#### [Input for this task]
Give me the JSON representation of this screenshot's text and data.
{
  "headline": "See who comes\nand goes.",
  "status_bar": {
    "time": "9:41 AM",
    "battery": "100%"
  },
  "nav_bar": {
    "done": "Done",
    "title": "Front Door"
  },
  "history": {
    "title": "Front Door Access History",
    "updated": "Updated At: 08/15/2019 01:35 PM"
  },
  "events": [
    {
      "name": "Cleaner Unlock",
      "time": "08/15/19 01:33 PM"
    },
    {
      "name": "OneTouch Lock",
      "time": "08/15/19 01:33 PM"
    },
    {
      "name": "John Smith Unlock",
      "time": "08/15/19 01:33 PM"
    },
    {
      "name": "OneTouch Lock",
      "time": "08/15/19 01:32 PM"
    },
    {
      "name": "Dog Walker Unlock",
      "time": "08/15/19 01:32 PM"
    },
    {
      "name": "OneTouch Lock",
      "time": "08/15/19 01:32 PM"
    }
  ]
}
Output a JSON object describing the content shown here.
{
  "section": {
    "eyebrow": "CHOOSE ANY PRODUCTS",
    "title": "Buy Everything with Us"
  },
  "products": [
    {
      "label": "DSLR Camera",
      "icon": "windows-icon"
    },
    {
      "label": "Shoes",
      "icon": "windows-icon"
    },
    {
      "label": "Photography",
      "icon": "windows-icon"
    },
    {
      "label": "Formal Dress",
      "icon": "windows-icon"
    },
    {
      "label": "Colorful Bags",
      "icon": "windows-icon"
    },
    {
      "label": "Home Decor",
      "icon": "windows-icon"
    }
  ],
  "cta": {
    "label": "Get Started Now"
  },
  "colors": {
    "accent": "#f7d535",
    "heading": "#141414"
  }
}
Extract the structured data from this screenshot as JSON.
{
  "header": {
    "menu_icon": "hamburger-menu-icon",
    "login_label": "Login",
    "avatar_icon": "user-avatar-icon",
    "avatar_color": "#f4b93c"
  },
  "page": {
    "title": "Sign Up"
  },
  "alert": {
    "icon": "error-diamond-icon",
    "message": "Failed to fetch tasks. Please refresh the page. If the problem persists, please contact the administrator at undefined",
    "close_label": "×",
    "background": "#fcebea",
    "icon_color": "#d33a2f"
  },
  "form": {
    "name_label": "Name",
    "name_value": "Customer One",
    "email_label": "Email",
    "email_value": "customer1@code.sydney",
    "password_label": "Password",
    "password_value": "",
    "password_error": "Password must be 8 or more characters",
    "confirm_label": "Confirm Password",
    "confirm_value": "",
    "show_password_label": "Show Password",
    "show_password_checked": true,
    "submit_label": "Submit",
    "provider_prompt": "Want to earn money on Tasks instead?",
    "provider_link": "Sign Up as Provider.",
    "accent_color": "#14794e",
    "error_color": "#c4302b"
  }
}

#### [Brief]
Where a line of the entries contains the word "page", copy that line.

#### [Expected answer]
  "page": {
    "message": "Failed to fetch tasks. Please refresh the page. If the problem persists, please contact the administrator at undefined",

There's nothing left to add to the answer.